--- Provided entries ---

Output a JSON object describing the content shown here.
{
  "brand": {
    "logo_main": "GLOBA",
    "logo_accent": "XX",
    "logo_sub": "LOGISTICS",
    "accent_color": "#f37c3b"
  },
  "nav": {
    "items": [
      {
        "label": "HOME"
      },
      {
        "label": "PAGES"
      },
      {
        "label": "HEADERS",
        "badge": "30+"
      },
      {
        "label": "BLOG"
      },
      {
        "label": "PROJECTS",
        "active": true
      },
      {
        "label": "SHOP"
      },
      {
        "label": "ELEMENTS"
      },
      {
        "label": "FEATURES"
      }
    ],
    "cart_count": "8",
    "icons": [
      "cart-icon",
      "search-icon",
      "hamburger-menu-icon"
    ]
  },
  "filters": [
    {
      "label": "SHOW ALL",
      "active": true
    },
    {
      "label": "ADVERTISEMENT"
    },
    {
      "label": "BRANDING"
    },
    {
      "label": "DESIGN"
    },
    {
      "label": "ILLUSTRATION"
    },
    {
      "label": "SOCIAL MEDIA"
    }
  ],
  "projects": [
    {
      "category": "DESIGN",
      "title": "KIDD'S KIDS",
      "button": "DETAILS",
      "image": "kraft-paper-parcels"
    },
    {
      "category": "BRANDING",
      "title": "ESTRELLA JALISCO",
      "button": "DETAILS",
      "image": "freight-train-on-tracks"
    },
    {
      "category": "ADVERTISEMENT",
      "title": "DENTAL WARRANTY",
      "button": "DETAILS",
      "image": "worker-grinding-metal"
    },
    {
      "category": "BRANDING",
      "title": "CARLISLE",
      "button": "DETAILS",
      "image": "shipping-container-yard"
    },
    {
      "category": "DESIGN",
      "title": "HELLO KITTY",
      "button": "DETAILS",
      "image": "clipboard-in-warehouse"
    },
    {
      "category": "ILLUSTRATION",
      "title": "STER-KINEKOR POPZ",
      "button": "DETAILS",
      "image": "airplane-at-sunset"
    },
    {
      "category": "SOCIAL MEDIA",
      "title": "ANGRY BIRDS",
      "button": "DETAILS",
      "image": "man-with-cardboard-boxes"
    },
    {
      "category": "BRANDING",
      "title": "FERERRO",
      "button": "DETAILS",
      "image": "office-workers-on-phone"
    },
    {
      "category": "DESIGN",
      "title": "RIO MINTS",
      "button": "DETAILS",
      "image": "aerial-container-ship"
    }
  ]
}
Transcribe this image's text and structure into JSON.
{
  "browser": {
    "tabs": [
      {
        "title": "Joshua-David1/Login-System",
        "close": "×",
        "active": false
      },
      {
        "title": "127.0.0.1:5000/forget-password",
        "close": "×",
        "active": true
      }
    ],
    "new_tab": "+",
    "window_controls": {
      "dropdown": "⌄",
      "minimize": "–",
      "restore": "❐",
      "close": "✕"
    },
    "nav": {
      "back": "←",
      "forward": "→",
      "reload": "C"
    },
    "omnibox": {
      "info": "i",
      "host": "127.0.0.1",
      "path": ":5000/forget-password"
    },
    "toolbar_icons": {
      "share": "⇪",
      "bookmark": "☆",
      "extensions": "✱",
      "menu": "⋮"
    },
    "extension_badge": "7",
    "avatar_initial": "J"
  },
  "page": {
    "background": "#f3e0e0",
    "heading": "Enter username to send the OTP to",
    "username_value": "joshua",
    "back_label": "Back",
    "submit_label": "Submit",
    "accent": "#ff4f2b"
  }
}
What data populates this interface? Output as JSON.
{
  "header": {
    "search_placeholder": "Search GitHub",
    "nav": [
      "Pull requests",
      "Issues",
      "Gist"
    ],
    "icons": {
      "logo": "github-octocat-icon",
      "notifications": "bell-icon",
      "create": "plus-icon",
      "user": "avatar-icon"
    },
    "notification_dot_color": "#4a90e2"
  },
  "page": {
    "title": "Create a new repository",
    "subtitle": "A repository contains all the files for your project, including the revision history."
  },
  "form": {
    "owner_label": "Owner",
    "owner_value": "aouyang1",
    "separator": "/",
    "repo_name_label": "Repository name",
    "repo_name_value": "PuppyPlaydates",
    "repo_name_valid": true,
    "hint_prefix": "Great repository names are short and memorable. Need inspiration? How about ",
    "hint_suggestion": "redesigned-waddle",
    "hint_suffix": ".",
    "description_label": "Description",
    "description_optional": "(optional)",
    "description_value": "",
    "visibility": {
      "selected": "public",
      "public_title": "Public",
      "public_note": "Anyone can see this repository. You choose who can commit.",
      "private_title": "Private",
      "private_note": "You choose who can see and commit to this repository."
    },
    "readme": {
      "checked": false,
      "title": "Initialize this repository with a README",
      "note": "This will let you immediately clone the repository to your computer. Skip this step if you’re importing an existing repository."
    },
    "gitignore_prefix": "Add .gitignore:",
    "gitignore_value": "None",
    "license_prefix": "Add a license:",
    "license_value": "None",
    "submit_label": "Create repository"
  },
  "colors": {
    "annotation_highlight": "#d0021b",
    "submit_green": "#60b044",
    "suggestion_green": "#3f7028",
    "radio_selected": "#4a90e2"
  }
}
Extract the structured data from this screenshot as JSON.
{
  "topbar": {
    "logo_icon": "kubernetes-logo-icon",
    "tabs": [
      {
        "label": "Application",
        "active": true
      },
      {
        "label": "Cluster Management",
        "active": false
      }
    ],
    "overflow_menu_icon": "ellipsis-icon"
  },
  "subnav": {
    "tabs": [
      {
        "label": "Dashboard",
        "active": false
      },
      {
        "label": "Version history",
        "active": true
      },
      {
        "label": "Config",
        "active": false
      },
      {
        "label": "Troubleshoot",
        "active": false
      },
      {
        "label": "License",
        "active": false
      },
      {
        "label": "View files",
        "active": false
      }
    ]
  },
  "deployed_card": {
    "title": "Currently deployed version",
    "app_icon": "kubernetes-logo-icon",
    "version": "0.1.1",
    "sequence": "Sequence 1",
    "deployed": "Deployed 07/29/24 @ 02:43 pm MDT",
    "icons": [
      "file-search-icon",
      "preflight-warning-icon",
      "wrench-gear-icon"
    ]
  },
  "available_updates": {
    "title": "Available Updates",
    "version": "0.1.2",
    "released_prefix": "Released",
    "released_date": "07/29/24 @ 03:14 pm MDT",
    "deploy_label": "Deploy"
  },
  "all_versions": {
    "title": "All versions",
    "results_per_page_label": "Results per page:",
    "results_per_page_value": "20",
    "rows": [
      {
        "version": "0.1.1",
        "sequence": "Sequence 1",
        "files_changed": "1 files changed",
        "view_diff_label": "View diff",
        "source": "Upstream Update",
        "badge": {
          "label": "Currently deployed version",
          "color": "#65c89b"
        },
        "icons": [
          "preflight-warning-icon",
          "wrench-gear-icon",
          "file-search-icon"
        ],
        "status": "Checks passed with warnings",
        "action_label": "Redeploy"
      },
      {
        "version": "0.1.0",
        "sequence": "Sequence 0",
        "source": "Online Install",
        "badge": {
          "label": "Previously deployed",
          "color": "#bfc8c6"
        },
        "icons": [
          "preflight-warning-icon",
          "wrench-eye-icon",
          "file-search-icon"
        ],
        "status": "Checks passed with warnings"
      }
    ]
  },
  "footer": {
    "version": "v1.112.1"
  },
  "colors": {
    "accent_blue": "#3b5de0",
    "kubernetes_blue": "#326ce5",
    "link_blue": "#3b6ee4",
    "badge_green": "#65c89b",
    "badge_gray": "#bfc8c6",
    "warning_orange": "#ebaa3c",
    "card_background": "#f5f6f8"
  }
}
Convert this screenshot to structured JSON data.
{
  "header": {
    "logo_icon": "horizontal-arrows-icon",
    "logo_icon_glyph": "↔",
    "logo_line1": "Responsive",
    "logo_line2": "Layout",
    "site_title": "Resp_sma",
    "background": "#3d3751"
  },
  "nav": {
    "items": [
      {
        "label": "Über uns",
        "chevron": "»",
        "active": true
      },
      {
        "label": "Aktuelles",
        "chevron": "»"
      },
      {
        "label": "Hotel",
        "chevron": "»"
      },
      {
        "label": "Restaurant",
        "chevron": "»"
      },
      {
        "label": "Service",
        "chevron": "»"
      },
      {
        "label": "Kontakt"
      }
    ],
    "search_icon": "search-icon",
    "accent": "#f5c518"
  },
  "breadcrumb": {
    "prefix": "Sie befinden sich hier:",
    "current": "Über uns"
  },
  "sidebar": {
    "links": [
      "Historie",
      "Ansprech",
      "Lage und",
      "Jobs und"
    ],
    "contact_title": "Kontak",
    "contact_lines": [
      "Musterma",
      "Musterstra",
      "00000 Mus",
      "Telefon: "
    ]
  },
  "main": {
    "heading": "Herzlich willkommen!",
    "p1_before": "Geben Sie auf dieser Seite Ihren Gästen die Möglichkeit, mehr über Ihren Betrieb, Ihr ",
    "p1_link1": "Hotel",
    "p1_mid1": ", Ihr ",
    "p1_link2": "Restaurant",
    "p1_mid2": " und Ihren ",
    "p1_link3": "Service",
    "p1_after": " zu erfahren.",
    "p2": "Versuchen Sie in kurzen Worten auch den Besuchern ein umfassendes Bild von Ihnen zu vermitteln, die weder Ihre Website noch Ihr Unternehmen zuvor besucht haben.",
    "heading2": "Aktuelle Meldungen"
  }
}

---

**What the exercise asks**
Set out exactly the run of lines that begins at the line holding "Convert this screenshot" and ends at the last line of the data.

**Solution to this problem**
Convert this screenshot to structured JSON data.
{
  "header": {
    "logo_icon": "horizontal-arrows-icon",
    "logo_icon_glyph": "↔",
    "logo_line1": "Responsive",
    "logo_line2": "Layout",
    "site_title": "Resp_sma",
    "background": "#3d3751"
  },
  "nav": {
    "items": [
      {
        "label": "Über uns",
        "chevron": "»",
        "active": true
      },
      {
        "label": "Aktuelles",
        "chevron": "»"
      },
      {
        "label": "Hotel",
        "chevron": "»"
      },
      {
        "label": "Restaurant",
        "chevron": "»"
      },
      {
        "label": "Service",
        "chevron": "»"
      },
      {
        "label": "Kontakt"
      }
    ],
    "search_icon": "search-icon",
    "accent": "#f5c518"
  },
  "breadcrumb": {
    "prefix": "Sie befinden sich hier:",
    "current": "Über uns"
  },
  "sidebar": {
    "links": [
      "Historie",
      "Ansprech",
      "Lage und",
      "Jobs und"
    ],
    "contact_title": "Kontak",
    "contact_lines": [
      "Musterma",
      "Musterstra",
      "00000 Mus",
      "Telefon: "
    ]
  },
  "main": {
    "heading": "Herzlich willkommen!",
    "p1_before": "Geben Sie auf dieser Seite Ihren Gästen die Möglichkeit, mehr über Ihren Betrieb, Ihr ",
    "p1_link1": "Hotel",
    "p1_mid1": ", Ihr ",
    "p1_link2": "Restaurant",
    "p1_mid2": " und Ihren ",
    "p1_link3": "Service",
    "p1_after": " zu erfahren.",
    "p2": "Versuchen Sie in kurzen Worten auch den Besuchern ein umfassendes Bild von Ihnen zu vermitteln, die weder Ihre Website noch Ihr Unternehmen zuvor besucht haben.",
    "heading2": "Aktuelle Meldungen"
  }
}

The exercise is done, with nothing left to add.